- _GIVEN REQUEST_
Below are some records; give them all again exactly, but not the pictures.

- _EXERCISE INPUT_

# # # # #

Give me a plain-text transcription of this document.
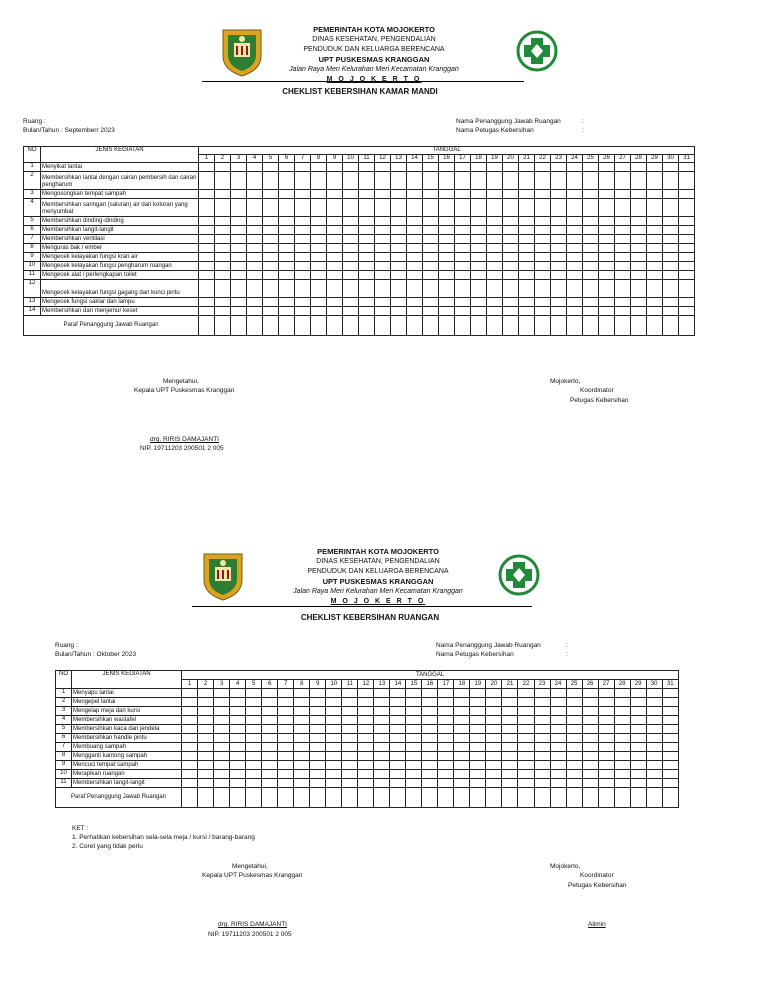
PEMERINTAH KOTA MOJOKERTO
DINAS KESEHATAN, PENGENDALIAN
PENDUDUK DAN KELUARGA BERENCANA
UPT PUSKESMAS KRANGGAN
Jalan Raya Meri Kelurahan Meri Kecamatan Kranggan
M O J O K E R T O
CHEKLIST KEBERSIHAN KAMAR MANDI
Ruang :
Bulan/Tahun : Septemberr 2023
Nama Penanggung Jawab Ruangan
Nama Petugas Kebersihan
:
:
NO	JENIS KEGIATAN	TANGGAL																														
		1	2	3	4	5	6	7	8	9	10	11	12	13	14	15	16	17	18	19	20	21	22	23	24	25	26	27	28	29	30	31
1	Menyikat lantai																															
2	Membersihkan lantai dengan cairan pembersih dan cairan pengharum																															
3	Mengosongkan tempat sampah																															
4	Membersihkan saringan (saluran) air dari kotoran yang menyumbat																															
5	Membersihkan dinding-dinding																															
6	Membersihkan langit-langit																															
7	Membersihkan ventilasi																															
8	Menguras bak / ember																															
9	Mengecek kelayakan fungsi kran air																															
10	Mengecek kelayakan fungsi pengharum ruangan																															
11	Mengecek alat / perlengkapan toilet																															
12	Mengecek kelayakan fungsi gagang dan kunci pintu																															
13	Mengecek fungsi saklar dan lampu																															
14	Membersihkan dan menjemur keset																															
Paraf Penanggung Jawab Ruangan																																
Mengetahui,
Kepala UPT Puskesmas Kranggan
Mojokerto,
Koordinator
Petugas Kebersihan
drg. RIRIS DAMAJANTI
NIP. 19711203 200501 2 005
PEMERINTAH KOTA MOJOKERTO
DINAS KESEHATAN, PENGENDALIAN
PENDUDUK DAN KELUARGA BERENCANA
UPT PUSKESMAS KRANGGAN
Jalan Raya Meri Kelurahan Meri Kecamatan Kranggan
M O J O K E R T O
CHEKLIST KEBERSIHAN RUANGAN
Ruang :
Bulan/Tahun : Oktober 2023
Nama Penanggung Jawab Ruangan
Nama Petugas Kebersihan
:
:
NO	JENIS KEGIATAN	TANGGAL																														
		1	2	3	4	5	6	7	8	9	10	11	12	13	14	15	16	17	18	19	20	21	22	23	24	25	26	27	28	29	30	31
1	Menyapu lantai																															
2	Mengepel lantai																															
3	Mengelap meja dan kursi																															
4	Membersihkan wastafel																															
5	Membersihkan kaca dan jendela																															
6	Membersihkan handle pintu																															
7	Membuang sampah																															
8	Mengganti kantong sampah																															
9	Mencuci tempat sampah																															
10	Merapikan ruangan																															
11	Membersihkan langit-langit																															
Paraf Penanggung Jawab Ruangan																																
KET :
1. Perhatikan kebersihan sela-sela meja / kursi / barang-barang
2. Coret yang tidak perlu
Mengetahui,
Kepala UPT Puskesmas Kranggan
Mojokerto,
Koordinator
Petugas Kebersihan
drg. RIRIS DAMAJANTI
NIP. 19711203 200501 2 005
Alimin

# # # # #

- _EXERCISE RESPONSE_
Give me a plain-text transcription of this document.
PEMERINTAH KOTA MOJOKERTO
DINAS KESEHATAN, PENGENDALIAN
PENDUDUK DAN KELUARGA BERENCANA
UPT PUSKESMAS KRANGGAN
Jalan Raya Meri Kelurahan Meri Kecamatan Kranggan
M O J O K E R T O
CHEKLIST KEBERSIHAN KAMAR MANDI
Ruang :
Bulan/Tahun : Septemberr 2023
Nama Penanggung Jawab Ruangan
Nama Petugas Kebersihan
:
:
NO	JENIS KEGIATAN	TANGGAL																														
		1	2	3	4	5	6	7	8	9	10	11	12	13	14	15	16	17	18	19	20	21	22	23	24	25	26	27	28	29	30	31
1	Menyikat lantai																															
2	Membersihkan lantai dengan cairan pembersih dan cairan pengharum																															
3	Mengosongkan tempat sampah																															
4	Membersihkan saringan (saluran) air dari kotoran yang menyumbat																															
5	Membersihkan dinding-dinding																															
6	Membersihkan langit-langit																															
7	Membersihkan ventilasi																															
8	Menguras bak / ember																															
9	Mengecek kelayakan fungsi kran air																															
10	Mengecek kelayakan fungsi pengharum ruangan																															
11	Mengecek alat / perlengkapan toilet																															
12	Mengecek kelayakan fungsi gagang dan kunci pintu																															
13	Mengecek fungsi saklar dan lampu																															
14	Membersihkan dan menjemur keset																															
Paraf Penanggung Jawab Ruangan																																
Mengetahui,
Kepala UPT Puskesmas Kranggan
Mojokerto,
Koordinator
Petugas Kebersihan
drg. RIRIS DAMAJANTI
NIP. 19711203 200501 2 005
PEMERINTAH KOTA MOJOKERTO
DINAS KESEHATAN, PENGENDALIAN
PENDUDUK DAN KELUARGA BERENCANA
UPT PUSKESMAS KRANGGAN
Jalan Raya Meri Kelurahan Meri Kecamatan Kranggan
M O J O K E R T O
CHEKLIST KEBERSIHAN RUANGAN
Ruang :
Bulan/Tahun : Oktober 2023
Nama Penanggung Jawab Ruangan
Nama Petugas Kebersihan
:
:
NO	JENIS KEGIATAN	TANGGAL																														
		1	2	3	4	5	6	7	8	9	10	11	12	13	14	15	16	17	18	19	20	21	22	23	24	25	26	27	28	29	30	31
1	Menyapu lantai																															
2	Mengepel lantai																															
3	Mengelap meja dan kursi																															
4	Membersihkan wastafel																															
5	Membersihkan kaca dan jendela																															
6	Membersihkan handle pintu																															
7	Membuang sampah																															
8	Mengganti kantong sampah																															
9	Mencuci tempat sampah																															
10	Merapikan ruangan																															
11	Membersihkan langit-langit																															
Paraf Penanggung Jawab Ruangan																																
KET :
1. Perhatikan kebersihan sela-sela meja / kursi / barang-barang
2. Coret yang tidak perlu
Mengetahui,
Kepala UPT Puskesmas Kranggan
Mojokerto,
Koordinator
Petugas Kebersihan
drg. RIRIS DAMAJANTI
NIP. 19711203 200501 2 005
Alimin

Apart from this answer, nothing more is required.